• Instruction
Quote all entries exactly, leaving pictures aside.

• Dataset rows about figures
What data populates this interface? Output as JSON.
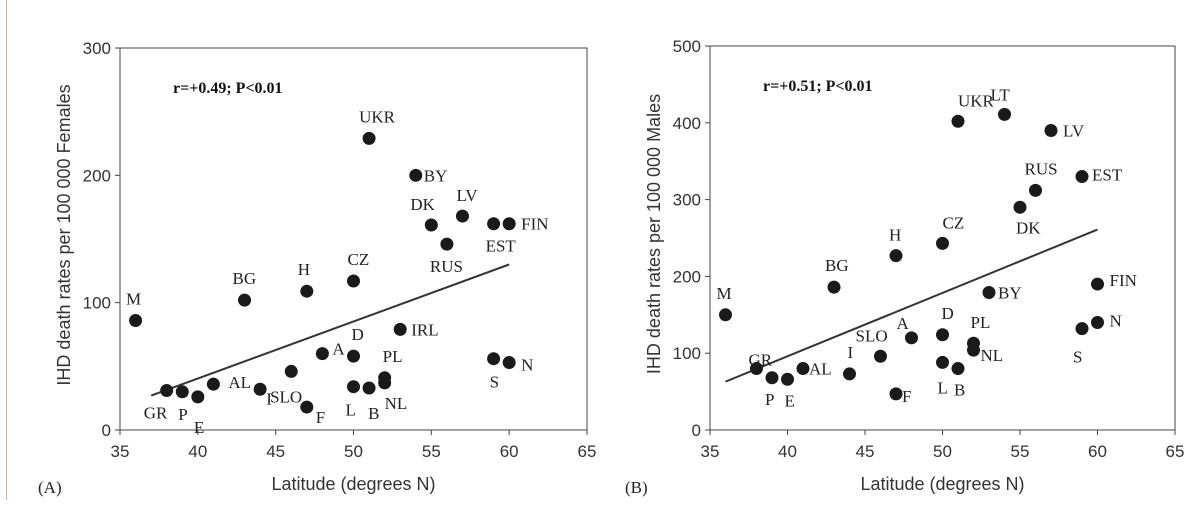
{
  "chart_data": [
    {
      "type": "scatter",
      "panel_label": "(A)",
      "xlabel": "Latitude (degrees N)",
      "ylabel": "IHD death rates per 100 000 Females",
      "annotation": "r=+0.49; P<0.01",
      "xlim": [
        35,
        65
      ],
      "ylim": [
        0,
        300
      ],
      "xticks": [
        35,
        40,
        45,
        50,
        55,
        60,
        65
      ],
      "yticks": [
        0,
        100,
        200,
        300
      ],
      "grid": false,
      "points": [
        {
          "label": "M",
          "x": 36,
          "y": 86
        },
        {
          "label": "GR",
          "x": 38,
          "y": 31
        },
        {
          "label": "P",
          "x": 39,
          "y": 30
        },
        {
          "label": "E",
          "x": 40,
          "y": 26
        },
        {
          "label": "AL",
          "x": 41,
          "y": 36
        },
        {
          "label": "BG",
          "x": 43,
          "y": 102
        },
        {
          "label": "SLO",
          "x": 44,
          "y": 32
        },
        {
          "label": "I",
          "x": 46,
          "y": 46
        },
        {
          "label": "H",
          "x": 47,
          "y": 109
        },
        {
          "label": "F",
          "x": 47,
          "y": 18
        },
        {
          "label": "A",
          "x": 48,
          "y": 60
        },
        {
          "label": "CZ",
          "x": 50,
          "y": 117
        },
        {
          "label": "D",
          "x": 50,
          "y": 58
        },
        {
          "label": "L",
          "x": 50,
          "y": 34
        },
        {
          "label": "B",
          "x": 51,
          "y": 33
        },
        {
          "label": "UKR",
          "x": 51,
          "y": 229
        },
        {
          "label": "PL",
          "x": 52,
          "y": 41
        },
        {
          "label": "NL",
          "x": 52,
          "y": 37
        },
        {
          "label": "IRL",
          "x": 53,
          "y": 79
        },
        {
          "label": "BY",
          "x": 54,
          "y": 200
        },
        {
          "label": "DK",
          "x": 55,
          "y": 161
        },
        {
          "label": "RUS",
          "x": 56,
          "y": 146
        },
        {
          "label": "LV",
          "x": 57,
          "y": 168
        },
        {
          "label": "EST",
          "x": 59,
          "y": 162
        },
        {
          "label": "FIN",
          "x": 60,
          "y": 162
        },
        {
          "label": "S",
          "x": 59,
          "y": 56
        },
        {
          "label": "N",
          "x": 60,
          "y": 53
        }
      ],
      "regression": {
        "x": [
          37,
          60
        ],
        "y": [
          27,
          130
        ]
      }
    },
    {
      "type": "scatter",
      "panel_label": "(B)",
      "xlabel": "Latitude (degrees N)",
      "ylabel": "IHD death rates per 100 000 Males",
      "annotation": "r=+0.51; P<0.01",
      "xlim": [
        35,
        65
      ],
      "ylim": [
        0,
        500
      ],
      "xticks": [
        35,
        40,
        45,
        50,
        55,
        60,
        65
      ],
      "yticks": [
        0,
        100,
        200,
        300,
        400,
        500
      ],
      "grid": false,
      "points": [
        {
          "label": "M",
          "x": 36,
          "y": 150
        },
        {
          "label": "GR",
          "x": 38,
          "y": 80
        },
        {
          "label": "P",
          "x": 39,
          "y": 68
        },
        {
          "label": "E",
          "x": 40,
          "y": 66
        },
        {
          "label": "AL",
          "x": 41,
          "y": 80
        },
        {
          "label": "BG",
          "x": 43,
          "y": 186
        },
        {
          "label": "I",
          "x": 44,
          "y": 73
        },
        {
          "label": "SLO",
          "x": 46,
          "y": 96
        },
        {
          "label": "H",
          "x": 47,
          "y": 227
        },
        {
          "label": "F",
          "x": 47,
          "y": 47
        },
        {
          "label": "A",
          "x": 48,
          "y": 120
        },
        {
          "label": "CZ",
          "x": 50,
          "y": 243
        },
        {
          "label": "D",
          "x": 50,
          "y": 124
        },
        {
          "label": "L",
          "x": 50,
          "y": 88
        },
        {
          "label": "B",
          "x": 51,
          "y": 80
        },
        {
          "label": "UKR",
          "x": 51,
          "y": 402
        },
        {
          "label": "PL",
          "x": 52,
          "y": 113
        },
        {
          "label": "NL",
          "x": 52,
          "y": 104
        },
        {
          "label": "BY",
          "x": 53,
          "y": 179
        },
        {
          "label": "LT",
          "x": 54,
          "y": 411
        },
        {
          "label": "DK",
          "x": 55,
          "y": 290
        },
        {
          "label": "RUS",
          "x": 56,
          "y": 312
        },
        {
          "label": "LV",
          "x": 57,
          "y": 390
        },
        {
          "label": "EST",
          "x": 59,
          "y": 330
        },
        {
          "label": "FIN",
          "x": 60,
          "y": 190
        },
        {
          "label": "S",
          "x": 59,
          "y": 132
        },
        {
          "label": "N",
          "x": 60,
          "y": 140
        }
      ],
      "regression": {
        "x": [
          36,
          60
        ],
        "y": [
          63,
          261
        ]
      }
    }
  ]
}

• Solution for this exercise
What data populates this interface? Output as JSON.
{
  "chart_data": [
    {
      "type": "scatter",
      "panel_label": "(A)",
      "xlabel": "Latitude (degrees N)",
      "ylabel": "IHD death rates per 100 000 Females",
      "annotation": "r=+0.49; P<0.01",
      "xlim": [
        35,
        65
      ],
      "ylim": [
        0,
        300
      ],
      "xticks": [
        35,
        40,
        45,
        50,
        55,
        60,
        65
      ],
      "yticks": [
        0,
        100,
        200,
        300
      ],
      "grid": false,
      "points": [
        {
          "label": "M",
          "x": 36,
          "y": 86
        },
        {
          "label": "GR",
          "x": 38,
          "y": 31
        },
        {
          "label": "P",
          "x": 39,
          "y": 30
        },
        {
          "label": "E",
          "x": 40,
          "y": 26
        },
        {
          "label": "AL",
          "x": 41,
          "y": 36
        },
        {
          "label": "BG",
          "x": 43,
          "y": 102
        },
        {
          "label": "SLO",
          "x": 44,
          "y": 32
        },
        {
          "label": "I",
          "x": 46,
          "y": 46
        },
        {
          "label": "H",
          "x": 47,
          "y": 109
        },
        {
          "label": "F",
          "x": 47,
          "y": 18
        },
        {
          "label": "A",
          "x": 48,
          "y": 60
        },
        {
          "label": "CZ",
          "x": 50,
          "y": 117
        },
        {
          "label": "D",
          "x": 50,
          "y": 58
        },
        {
          "label": "L",
          "x": 50,
          "y": 34
        },
        {
          "label": "B",
          "x": 51,
          "y": 33
        },
        {
          "label": "UKR",
          "x": 51,
          "y": 229
        },
        {
          "label": "PL",
          "x": 52,
          "y": 41
        },
        {
          "label": "NL",
          "x": 52,
          "y": 37
        },
        {
          "label": "IRL",
          "x": 53,
          "y": 79
        },
        {
          "label": "BY",
          "x": 54,
          "y": 200
        },
        {
          "label": "DK",
          "x": 55,
          "y": 161
        },
        {
          "label": "RUS",
          "x": 56,
          "y": 146
        },
        {
          "label": "LV",
          "x": 57,
          "y": 168
        },
        {
          "label": "EST",
          "x": 59,
          "y": 162
        },
        {
          "label": "FIN",
          "x": 60,
          "y": 162
        },
        {
          "label": "S",
          "x": 59,
          "y": 56
        },
        {
          "label": "N",
          "x": 60,
          "y": 53
        }
      ],
      "regression": {
        "x": [
          37,
          60
        ],
        "y": [
          27,
          130
        ]
      }
    },
    {
      "type": "scatter",
      "panel_label": "(B)",
      "xlabel": "Latitude (degrees N)",
      "ylabel": "IHD death rates per 100 000 Males",
      "annotation": "r=+0.51; P<0.01",
      "xlim": [
        35,
        65
      ],
      "ylim": [
        0,
        500
      ],
      "xticks": [
        35,
        40,
        45,
        50,
        55,
        60,
        65
      ],
      "yticks": [
        0,
        100,
        200,
        300,
        400,
        500
      ],
      "grid": false,
      "points": [
        {
          "label": "M",
          "x": 36,
          "y": 150
        },
        {
          "label": "GR",
          "x": 38,
          "y": 80
        },
        {
          "label": "P",
          "x": 39,
          "y": 68
        },
        {
          "label": "E",
          "x": 40,
          "y": 66
        },
        {
          "label": "AL",
          "x": 41,
          "y": 80
        },
        {
          "label": "BG",
          "x": 43,
          "y": 186
        },
        {
          "label": "I",
          "x": 44,
          "y": 73
        },
        {
          "label": "SLO",
          "x": 46,
          "y": 96
        },
        {
          "label": "H",
          "x": 47,
          "y": 227
        },
        {
          "label": "F",
          "x": 47,
          "y": 47
        },
        {
          "label": "A",
          "x": 48,
          "y": 120
        },
        {
          "label": "CZ",
          "x": 50,
          "y": 243
        },
        {
          "label": "D",
          "x": 50,
          "y": 124
        },
        {
          "label": "L",
          "x": 50,
          "y": 88
        },
        {
          "label": "B",
          "x": 51,
          "y": 80
        },
        {
          "label": "UKR",
          "x": 51,
          "y": 402
        },
        {
          "label": "PL",
          "x": 52,
          "y": 113
        },
        {
          "label": "NL",
          "x": 52,
          "y": 104
        },
        {
          "label": "BY",
          "x": 53,
          "y": 179
        },
        {
          "label": "LT",
          "x": 54,
          "y": 411
        },
        {
          "label": "DK",
          "x": 55,
          "y": 290
        },
        {
          "label": "RUS",
          "x": 56,
          "y": 312
        },
        {
          "label": "LV",
          "x": 57,
          "y": 390
        },
        {
          "label": "EST",
          "x": 59,
          "y": 330
        },
        {
          "label": "FIN",
          "x": 60,
          "y": 190
        },
        {
          "label": "S",
          "x": 59,
          "y": 132
        },
        {
          "label": "N",
          "x": 60,
          "y": 140
        }
      ],
      "regression": {
        "x": [
          36,
          60
        ],
        "y": [
          63,
          261
        ]
      }
    }
  ]
}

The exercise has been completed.